━━ EXCERPTED TEXT
11 January 2021
Today, we know honky as an Americanism, a contemptuous, Black slang term for a white person. This sense of the term was in its heyday in the 1970s, and while you still encounter it, honky has become less common. But this use in Black slang is only attested from the 1940s, and the term itself dates to the turn of the twentieth century when it referred to immigrants from Eastern Europe, and often appeared in the context of manual or factory laborers. Honky is a variation on Hungarian.
The form hunk is attested on 13 January 1896 in the pages of the New York Herald:
The average Pennsylvanian contemptuously refers to these immigrants as “Hikes” and “Hunks.” The “Hikes” are Italians and Sicilians. “Hunks” is a corruption for Huns, but under this title the Pennsylvanian includes Hungarians, Lithuanians, Slavs, Poles, Magyars and Tyroleans. A writer who recently described a trip to Mars told of the race of Ambau—dwarfed and apelike creatures that performed menial services for the Martian people. The Pennsylvanian regards the Hikes and Hunks as far below Ambau.
The form bohunk is attested in 1903, and hunky in 1910.
The honky / honkies spelling appears in the pages of the Railroad Telegrapher in January 1904 in a discussion of unionization of the railroads and the Order of Railroad Telegraphers (O.R.T.):
The men at “CA,” Orrville, say they are getting enough wages now; don’t care to earn any more. They put me in mind of some “honkies” that were working for this road. A contractor came to them and offered them more money. They spokesman stepped forward and said: “We wanti no more job, we maki ‘nough mon.” The three men at “CA” would rather throw levers for two roads and do telegraphing for two roads for they money they are getting now than to join the O.R.T. and do the same amount of work for more money.
━━━━
━━ ENTRIES SUPPLIED
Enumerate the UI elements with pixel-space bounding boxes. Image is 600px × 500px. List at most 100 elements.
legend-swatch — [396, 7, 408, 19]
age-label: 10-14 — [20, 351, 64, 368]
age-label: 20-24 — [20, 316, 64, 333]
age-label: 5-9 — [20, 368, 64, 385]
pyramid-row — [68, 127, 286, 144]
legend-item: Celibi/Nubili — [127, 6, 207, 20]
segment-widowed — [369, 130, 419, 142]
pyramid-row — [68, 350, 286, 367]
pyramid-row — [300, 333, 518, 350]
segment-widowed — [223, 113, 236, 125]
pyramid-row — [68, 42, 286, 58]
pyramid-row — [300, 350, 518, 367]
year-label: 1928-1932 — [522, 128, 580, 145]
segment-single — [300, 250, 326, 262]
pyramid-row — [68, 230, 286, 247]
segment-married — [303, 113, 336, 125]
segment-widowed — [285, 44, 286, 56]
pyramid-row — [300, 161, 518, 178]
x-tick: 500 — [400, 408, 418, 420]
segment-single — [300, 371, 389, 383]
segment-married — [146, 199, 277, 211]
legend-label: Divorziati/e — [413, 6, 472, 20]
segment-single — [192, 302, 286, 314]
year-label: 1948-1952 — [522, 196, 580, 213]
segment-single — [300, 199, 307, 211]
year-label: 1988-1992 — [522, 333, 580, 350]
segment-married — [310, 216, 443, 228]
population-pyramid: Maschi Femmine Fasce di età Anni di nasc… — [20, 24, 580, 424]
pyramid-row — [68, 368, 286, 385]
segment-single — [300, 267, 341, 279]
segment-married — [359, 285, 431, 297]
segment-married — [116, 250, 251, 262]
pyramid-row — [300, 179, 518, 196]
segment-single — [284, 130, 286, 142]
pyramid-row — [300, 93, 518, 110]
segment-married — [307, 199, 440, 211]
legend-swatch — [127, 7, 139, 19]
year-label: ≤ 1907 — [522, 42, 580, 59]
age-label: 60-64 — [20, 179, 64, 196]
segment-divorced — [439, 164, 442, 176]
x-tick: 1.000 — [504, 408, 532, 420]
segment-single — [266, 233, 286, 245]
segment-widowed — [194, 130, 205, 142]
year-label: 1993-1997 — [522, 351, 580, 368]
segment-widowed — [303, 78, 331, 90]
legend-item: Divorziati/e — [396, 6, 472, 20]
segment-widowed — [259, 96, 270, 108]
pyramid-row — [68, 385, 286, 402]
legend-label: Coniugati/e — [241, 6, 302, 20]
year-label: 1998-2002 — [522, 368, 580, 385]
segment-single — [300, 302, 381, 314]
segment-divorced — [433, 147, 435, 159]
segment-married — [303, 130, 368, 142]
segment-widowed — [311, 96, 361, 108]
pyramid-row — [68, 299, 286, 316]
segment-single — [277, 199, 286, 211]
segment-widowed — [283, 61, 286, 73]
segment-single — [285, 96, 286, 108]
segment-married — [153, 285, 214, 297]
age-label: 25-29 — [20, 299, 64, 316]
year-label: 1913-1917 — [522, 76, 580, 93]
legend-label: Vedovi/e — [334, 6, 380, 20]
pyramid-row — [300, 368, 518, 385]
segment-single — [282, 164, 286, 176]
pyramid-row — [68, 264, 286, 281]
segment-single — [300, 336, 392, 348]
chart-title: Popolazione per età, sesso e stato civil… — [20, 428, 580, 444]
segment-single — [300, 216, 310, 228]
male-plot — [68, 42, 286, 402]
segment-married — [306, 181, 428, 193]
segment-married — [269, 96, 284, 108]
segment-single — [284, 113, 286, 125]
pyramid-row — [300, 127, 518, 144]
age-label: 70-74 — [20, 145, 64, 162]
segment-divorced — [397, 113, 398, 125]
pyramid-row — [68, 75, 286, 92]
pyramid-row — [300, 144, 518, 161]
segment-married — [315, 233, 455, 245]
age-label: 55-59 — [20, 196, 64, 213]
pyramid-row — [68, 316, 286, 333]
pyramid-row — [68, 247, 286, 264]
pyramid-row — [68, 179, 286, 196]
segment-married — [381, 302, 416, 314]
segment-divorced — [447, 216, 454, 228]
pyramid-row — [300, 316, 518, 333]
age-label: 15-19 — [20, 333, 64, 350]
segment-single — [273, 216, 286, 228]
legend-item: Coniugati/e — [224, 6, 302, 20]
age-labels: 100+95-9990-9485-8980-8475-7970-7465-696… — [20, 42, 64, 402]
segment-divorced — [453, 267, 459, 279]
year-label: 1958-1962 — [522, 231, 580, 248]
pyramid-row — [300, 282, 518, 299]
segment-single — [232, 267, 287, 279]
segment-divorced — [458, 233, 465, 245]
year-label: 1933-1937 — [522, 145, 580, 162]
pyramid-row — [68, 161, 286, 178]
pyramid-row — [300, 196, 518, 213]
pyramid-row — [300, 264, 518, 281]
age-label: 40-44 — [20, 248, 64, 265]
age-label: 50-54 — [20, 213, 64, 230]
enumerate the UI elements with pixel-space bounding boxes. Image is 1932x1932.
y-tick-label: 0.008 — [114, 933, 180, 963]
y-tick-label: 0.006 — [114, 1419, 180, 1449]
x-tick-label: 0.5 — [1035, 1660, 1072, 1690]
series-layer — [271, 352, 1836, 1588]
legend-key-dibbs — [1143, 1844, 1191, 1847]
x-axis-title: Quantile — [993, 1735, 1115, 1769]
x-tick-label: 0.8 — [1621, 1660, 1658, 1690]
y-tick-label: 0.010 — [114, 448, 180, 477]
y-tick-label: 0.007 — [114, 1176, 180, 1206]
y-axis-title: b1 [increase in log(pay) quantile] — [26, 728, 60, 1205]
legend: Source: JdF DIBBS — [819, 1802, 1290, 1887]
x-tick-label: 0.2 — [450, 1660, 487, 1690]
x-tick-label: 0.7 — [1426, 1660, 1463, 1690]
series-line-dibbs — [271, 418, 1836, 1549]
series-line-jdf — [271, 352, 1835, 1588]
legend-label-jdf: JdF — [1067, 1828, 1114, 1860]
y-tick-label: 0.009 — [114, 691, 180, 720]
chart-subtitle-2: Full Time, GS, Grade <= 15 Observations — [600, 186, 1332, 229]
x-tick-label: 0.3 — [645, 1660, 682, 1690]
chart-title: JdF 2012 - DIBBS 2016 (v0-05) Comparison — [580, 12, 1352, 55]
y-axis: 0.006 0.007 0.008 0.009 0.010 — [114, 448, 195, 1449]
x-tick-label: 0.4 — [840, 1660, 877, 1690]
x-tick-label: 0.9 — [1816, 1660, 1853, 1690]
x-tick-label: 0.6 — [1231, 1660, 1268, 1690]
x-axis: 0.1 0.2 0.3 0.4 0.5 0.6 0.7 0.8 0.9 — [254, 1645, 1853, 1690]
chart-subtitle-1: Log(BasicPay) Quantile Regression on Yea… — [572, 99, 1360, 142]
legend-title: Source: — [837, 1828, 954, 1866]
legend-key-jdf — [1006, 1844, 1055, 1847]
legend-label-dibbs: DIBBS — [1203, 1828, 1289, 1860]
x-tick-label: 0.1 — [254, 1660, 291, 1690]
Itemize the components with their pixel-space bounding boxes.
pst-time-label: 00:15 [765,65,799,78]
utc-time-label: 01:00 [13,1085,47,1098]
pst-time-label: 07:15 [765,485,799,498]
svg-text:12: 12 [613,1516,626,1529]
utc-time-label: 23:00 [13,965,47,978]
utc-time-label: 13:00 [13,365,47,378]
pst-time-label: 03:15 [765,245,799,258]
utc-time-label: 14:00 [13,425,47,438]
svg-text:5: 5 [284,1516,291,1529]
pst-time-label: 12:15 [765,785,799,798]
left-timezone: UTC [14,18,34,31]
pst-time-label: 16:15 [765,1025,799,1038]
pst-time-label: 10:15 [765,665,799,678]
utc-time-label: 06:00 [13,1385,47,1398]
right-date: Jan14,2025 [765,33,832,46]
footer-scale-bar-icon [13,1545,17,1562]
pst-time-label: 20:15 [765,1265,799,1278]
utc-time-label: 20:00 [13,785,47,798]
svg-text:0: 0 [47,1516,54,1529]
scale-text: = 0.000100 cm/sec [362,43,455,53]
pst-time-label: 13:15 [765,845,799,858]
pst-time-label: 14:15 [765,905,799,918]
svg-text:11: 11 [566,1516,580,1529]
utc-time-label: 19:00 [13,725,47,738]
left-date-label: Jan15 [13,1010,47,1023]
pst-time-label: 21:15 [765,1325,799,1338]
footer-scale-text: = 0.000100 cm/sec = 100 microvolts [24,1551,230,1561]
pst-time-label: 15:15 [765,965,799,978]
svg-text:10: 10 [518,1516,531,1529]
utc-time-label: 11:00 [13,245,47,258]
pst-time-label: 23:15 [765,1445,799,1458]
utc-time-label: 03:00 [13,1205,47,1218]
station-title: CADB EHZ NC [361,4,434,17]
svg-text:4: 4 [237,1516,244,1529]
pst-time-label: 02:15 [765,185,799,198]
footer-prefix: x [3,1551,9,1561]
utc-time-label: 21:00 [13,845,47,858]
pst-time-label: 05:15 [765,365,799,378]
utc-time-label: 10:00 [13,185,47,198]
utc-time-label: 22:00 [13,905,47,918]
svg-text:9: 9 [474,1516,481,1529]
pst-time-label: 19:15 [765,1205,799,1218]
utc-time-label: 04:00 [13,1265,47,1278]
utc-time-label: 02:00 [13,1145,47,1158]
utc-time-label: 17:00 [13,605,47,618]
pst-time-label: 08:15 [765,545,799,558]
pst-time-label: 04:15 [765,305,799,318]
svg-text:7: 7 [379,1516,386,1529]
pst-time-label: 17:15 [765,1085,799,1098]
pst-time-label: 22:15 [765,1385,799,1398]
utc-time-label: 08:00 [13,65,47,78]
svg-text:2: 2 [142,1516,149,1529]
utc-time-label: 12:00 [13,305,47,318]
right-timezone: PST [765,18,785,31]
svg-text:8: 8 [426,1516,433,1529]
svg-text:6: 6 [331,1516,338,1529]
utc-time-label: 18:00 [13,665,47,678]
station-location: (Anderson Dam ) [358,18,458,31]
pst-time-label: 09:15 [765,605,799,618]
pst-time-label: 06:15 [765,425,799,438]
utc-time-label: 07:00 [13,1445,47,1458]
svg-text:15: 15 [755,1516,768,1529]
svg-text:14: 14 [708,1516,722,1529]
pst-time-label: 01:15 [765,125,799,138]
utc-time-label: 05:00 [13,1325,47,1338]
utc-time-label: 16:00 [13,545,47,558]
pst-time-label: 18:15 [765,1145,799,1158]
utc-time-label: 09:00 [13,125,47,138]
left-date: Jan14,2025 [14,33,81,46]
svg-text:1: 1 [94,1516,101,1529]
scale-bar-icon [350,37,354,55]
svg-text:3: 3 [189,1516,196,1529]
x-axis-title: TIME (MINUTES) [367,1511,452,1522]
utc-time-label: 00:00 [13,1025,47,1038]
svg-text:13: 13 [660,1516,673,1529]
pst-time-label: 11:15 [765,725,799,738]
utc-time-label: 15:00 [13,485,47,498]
━━━━
◆ TASK ◆
In the text about the word honky, what year is the form bohunk first attested? Rely only on the text about the word honky, not the material.

◆ REPLY TO THE EXERCISE ◆
1903